### Quoted passage ###

On Saturday nights, the head waiter at Xander’s Café placates people waiting to
be seated. The café doesn’t take reservations and it can take up to 20 minutes
to get a coveted table on the weekend. Surreptitiously wrapped bottles of
alcohol, procured from the city’s bootleggers, rest on some tables along with
Chanel bags. On most days, those dining appear to have been transplanted
straight out of the society pages: scions of landholding families, politicians,
models, designers and media barons. The same faces are spotted again the next
afternoon, sporting oversized sunglasses and taking in a selection of eggs for
Xander’s Café is the newest addition to Karachi’s roster of restaurants, coffee shops and shisha cafés. It is the current favorite of the upper echelon of society who can afford to pay up to Rs 1,200 per head for a meal—popular dishes include mini-burgers, gourmet pizza and a prawn salad—and buy from bootleggers whose prices start at Rs 1,800 for Absolut Vodka and Australian wine.
Halfway across town, the city’s first 3D cinema, Atrium, is showing several latest films including Bol Bachchan, The Amazing Spider-Man and Ice-Age: 4. Cocktail, the latest Bollywood release starring Saif Ali Khan and Deepika Padukone, is fully booked throughout its opening weekend.
Atrium begins screening films at 10 a.m. and as the hours tick by, the queues increase. With boxes of caramel popcorn and plates of nachos in tow, people head into the cinema halls. There’s a bustling food court nearby which is packed after film shows.
The late night shows are among the most popular. On FourSquare.com, Cinnabon offers a special deal that is only available for users who check-in to the website after 11 p.m.
Atrium Cinema is in Saddar, one of the oldest areas of Karachi. Down the road is Cafe Subhani, among the few Iranian restaurants that have survived in the city, which serves up a mix of succulent kebabs over a bed of rice, with butter slowly melting on top. In pre-partition Karachi, Victoria buggies trundled down the streets. Today a few remain for the curious out-of-towner to take a short trip through the area, while some are hired by families in the neighborhood to take children to the old missionary-run schools. Opposite Atrium is Zainab Market, one of the city’s most popular shopping markets for western clothes.

### Extracted records ###

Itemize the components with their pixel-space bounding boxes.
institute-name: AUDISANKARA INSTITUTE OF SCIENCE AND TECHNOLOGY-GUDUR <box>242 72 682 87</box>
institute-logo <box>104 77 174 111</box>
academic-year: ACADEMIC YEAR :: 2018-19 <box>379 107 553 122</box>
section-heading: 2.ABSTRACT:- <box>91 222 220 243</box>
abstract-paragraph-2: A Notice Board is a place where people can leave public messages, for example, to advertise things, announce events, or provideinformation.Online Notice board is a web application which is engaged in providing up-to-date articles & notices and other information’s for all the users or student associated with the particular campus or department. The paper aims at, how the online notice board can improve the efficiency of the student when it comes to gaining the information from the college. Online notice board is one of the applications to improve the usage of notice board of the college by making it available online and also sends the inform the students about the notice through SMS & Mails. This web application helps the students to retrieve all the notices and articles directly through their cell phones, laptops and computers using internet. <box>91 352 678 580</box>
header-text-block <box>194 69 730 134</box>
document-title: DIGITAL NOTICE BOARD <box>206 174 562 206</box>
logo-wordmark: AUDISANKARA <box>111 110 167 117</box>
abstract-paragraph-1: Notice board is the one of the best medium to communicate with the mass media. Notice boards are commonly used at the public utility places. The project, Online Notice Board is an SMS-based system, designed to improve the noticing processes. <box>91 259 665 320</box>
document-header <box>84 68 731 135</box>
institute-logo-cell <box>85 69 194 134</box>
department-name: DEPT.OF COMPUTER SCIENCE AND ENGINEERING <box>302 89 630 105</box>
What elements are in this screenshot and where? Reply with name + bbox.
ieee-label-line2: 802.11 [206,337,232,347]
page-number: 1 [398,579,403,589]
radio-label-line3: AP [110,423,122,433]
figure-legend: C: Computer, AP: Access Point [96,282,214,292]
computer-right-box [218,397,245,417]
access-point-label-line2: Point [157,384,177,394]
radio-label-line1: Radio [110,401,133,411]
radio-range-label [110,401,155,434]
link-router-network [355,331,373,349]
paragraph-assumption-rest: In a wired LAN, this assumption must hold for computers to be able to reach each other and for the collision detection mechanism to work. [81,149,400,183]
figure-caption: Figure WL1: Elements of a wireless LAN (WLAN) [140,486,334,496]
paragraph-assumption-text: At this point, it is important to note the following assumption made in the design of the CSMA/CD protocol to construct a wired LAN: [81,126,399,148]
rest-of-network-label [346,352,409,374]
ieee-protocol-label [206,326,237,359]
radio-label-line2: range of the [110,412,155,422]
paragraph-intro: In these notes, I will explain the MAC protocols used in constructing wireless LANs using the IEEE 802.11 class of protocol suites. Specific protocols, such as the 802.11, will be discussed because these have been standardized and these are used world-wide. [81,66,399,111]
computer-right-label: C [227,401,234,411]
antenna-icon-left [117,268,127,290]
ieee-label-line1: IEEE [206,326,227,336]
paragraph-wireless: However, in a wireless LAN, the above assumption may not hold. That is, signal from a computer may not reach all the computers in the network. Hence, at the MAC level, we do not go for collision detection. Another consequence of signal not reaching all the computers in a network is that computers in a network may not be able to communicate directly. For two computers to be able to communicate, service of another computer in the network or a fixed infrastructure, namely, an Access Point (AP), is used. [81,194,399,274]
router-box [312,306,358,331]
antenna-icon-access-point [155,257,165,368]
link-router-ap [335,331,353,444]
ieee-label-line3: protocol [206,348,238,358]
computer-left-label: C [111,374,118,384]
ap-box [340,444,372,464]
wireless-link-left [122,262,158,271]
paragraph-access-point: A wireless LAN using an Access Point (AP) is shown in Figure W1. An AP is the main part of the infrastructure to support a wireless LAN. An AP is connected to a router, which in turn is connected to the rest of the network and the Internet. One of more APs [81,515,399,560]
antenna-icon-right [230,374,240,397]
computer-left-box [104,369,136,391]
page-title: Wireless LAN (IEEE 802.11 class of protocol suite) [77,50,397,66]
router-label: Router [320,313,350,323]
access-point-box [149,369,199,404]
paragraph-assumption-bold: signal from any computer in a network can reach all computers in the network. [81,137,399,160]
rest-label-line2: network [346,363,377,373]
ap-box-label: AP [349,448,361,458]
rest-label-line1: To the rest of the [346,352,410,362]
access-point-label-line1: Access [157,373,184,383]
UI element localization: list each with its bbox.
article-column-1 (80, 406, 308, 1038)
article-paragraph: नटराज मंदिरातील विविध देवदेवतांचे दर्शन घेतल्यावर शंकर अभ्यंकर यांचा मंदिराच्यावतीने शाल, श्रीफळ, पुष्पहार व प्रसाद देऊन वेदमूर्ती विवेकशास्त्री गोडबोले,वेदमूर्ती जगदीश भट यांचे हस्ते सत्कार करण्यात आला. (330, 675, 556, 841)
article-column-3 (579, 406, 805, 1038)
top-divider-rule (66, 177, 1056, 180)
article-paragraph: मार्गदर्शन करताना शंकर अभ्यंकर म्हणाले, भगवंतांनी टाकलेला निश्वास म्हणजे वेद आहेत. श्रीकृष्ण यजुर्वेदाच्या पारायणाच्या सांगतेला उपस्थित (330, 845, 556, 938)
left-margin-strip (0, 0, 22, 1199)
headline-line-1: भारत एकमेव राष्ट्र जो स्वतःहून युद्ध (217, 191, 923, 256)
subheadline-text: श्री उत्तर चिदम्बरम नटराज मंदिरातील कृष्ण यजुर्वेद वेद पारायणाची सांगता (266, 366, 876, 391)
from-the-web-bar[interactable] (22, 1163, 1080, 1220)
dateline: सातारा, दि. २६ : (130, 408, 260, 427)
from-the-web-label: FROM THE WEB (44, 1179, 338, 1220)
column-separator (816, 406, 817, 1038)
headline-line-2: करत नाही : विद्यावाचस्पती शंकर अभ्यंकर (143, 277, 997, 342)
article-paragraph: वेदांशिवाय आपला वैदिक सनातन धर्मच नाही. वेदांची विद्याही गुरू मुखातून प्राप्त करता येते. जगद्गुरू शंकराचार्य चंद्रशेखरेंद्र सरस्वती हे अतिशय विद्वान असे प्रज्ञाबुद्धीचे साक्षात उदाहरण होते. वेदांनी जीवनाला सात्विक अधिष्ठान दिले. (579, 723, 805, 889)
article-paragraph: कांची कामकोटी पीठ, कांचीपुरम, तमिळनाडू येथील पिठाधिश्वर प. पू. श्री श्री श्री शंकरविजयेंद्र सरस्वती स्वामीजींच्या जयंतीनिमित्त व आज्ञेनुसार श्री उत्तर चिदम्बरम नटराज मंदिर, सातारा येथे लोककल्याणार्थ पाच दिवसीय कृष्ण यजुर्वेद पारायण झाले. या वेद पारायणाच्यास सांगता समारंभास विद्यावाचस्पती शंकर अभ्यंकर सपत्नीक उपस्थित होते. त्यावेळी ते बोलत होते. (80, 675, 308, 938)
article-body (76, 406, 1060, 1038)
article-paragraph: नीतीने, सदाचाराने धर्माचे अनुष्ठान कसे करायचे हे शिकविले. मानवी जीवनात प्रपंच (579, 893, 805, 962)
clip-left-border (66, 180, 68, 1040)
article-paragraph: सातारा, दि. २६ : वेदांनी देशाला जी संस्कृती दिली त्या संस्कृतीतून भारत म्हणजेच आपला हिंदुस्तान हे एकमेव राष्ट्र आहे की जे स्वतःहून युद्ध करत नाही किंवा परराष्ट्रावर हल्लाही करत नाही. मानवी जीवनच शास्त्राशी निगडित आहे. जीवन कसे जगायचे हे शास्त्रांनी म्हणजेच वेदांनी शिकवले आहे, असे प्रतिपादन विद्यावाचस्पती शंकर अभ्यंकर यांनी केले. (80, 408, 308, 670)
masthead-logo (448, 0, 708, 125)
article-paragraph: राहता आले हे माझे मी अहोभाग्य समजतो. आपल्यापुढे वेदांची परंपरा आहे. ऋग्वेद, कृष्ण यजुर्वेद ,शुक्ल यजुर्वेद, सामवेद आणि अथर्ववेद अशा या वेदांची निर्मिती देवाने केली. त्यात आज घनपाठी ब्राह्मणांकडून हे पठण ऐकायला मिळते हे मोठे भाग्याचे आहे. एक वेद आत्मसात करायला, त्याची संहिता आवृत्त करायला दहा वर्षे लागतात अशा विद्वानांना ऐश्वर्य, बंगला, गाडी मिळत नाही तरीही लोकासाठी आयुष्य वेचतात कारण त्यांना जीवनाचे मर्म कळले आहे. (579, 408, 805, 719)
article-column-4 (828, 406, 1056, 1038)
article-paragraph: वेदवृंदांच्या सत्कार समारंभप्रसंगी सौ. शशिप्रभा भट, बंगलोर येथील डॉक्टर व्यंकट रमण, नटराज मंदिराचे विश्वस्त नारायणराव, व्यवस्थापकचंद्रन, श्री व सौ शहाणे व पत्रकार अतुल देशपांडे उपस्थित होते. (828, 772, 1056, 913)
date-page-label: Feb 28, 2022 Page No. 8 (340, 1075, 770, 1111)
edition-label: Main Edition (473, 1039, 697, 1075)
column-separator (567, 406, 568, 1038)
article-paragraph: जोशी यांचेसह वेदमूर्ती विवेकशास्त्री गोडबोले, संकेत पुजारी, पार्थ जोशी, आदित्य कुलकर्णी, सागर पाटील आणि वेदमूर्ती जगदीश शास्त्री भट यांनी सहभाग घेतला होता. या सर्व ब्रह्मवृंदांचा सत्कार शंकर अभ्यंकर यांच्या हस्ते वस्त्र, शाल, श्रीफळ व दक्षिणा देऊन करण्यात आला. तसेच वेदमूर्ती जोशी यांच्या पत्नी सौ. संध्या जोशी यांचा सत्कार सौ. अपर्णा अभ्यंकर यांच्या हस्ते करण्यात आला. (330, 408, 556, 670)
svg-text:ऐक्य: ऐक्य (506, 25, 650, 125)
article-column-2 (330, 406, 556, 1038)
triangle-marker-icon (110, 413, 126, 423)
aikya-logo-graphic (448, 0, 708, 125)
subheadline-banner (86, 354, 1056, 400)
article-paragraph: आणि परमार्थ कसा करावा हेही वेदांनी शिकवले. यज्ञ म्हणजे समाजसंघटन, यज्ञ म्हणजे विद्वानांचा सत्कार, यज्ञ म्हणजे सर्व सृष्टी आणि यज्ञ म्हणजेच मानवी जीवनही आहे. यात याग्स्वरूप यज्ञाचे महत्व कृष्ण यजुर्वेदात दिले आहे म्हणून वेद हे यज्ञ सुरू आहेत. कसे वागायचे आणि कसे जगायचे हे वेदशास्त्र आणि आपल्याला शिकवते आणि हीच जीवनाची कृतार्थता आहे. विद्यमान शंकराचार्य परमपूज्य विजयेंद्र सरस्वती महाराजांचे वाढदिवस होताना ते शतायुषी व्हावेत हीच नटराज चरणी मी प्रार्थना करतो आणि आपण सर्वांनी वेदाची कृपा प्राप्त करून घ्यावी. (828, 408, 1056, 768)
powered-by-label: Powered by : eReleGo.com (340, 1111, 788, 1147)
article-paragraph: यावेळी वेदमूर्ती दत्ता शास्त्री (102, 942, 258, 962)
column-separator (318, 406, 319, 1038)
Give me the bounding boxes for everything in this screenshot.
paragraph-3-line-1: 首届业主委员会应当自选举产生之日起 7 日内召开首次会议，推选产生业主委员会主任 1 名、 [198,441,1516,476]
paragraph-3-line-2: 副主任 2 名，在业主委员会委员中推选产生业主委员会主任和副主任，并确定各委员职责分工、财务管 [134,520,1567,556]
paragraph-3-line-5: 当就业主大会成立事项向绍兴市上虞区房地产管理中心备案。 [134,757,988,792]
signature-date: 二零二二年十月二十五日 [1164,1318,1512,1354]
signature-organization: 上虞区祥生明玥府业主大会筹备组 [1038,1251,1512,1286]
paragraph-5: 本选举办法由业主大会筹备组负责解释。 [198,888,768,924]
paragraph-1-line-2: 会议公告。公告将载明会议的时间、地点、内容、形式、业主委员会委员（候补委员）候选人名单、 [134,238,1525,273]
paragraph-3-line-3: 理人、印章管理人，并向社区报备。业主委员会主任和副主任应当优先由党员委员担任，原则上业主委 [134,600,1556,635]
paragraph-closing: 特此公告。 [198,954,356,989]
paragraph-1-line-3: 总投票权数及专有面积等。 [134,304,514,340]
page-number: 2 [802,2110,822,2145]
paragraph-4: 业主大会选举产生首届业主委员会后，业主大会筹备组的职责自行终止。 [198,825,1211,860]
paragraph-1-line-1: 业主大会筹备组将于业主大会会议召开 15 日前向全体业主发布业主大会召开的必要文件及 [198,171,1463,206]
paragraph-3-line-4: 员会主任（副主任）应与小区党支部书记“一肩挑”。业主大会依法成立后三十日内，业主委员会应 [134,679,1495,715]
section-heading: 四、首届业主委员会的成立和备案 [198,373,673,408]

###

Work required ▸ Continue the article on Karachi's cafés and cinema scene, starting after its last sentence; the material set between that article and this line plays no part.

Result ▸
One store stocks Zara and Mango jeans that were originally meant for export. Pashmina shawls, leather jackets and intricately embroidered cushion covers are sold year around at others. Fur traders occupy the first floor of the plaza, hawking secondhand fur coats brought in from the former Soviet states.
When Atrium opened, it had all the odds stacked against it. The area didn’t have any parking spots, it was considered “too far away” for the clientele it was targeting, and was in a decidedly “not posh” area. While the city’s older cinema district is a short drive away, few of the well-heeled families who are now regulars at Atrium ventured there because the cinemas had become seedier, mostly showed Urdu and Punjabi films, and looked run down. But the success of Atrium proved that for a quality viewing experience, people would drive to an area they may have earlier turned their noses up at.
After the import of Bollywood and Hollywood films began in earnest in 2008, the few cinemas left in the city (several were torn down to make way for shopping plazas) realised that better times were in the offing.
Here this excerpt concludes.